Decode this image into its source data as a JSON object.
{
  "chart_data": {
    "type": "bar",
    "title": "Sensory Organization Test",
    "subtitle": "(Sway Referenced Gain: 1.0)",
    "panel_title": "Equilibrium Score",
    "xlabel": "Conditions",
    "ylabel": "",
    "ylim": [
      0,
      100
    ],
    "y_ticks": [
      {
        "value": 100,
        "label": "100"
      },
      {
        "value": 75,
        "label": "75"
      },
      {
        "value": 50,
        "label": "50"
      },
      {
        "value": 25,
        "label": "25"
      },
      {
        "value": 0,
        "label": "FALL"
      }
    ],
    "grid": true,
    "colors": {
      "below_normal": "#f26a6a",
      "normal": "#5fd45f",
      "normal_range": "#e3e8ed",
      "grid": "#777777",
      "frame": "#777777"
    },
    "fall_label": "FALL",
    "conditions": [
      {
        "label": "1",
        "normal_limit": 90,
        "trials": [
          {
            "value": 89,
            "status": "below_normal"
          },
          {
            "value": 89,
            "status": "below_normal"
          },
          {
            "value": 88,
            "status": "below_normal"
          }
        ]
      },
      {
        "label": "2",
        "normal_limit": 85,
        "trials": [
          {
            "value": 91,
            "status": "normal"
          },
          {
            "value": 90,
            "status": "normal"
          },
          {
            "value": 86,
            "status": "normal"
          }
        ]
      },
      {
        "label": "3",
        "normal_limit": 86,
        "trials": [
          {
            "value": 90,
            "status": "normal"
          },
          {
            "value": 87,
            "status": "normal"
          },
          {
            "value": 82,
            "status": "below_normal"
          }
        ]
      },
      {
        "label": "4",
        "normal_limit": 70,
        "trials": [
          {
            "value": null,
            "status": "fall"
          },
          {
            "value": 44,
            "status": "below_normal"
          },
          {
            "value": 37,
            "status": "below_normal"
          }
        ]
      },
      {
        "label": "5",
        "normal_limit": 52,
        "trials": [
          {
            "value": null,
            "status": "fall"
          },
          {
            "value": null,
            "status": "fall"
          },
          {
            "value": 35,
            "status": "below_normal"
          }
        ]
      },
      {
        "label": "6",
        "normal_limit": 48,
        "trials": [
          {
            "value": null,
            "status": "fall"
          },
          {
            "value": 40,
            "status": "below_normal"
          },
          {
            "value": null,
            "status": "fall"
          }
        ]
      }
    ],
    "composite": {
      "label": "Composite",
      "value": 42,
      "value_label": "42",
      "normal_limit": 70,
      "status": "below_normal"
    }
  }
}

......

Stated task: Every line above should be printed again exactly as it stands.

Full output:
Decode this image into its source data as a JSON object.
{
  "chart_data": {
    "type": "bar",
    "title": "Sensory Organization Test",
    "subtitle": "(Sway Referenced Gain: 1.0)",
    "panel_title": "Equilibrium Score",
    "xlabel": "Conditions",
    "ylabel": "",
    "ylim": [
      0,
      100
    ],
    "y_ticks": [
      {
        "value": 100,
        "label": "100"
      },
      {
        "value": 75,
        "label": "75"
      },
      {
        "value": 50,
        "label": "50"
      },
      {
        "value": 25,
        "label": "25"
      },
      {
        "value": 0,
        "label": "FALL"
      }
    ],
    "grid": true,
    "colors": {
      "below_normal": "#f26a6a",
      "normal": "#5fd45f",
      "normal_range": "#e3e8ed",
      "grid": "#777777",
      "frame": "#777777"
    },
    "fall_label": "FALL",
    "conditions": [
      {
        "label": "1",
        "normal_limit": 90,
        "trials": [
          {
            "value": 89,
            "status": "below_normal"
          },
          {
            "value": 89,
            "status": "below_normal"
          },
          {
            "value": 88,
            "status": "below_normal"
          }
        ]
      },
      {
        "label": "2",
        "normal_limit": 85,
        "trials": [
          {
            "value": 91,
            "status": "normal"
          },
          {
            "value": 90,
            "status": "normal"
          },
          {
            "value": 86,
            "status": "normal"
          }
        ]
      },
      {
        "label": "3",
        "normal_limit": 86,
        "trials": [
          {
            "value": 90,
            "status": "normal"
          },
          {
            "value": 87,
            "status": "normal"
          },
          {
            "value": 82,
            "status": "below_normal"
          }
        ]
      },
      {
        "label": "4",
        "normal_limit": 70,
        "trials": [
          {
            "value": null,
            "status": "fall"
          },
          {
            "value": 44,
            "status": "below_normal"
          },
          {
            "value": 37,
            "status": "below_normal"
          }
        ]
      },
      {
        "label": "5",
        "normal_limit": 52,
        "trials": [
          {
            "value": null,
            "status": "fall"
          },
          {
            "value": null,
            "status": "fall"
          },
          {
            "value": 35,
            "status": "below_normal"
          }
        ]
      },
      {
        "label": "6",
        "normal_limit": 48,
        "trials": [
          {
            "value": null,
            "status": "fall"
          },
          {
            "value": 40,
            "status": "below_normal"
          },
          {
            "value": null,
            "status": "fall"
          }
        ]
      }
    ],
    "composite": {
      "label": "Composite",
      "value": 42,
      "value_label": "42",
      "normal_limit": 70,
      "status": "below_normal"
    }
  }
}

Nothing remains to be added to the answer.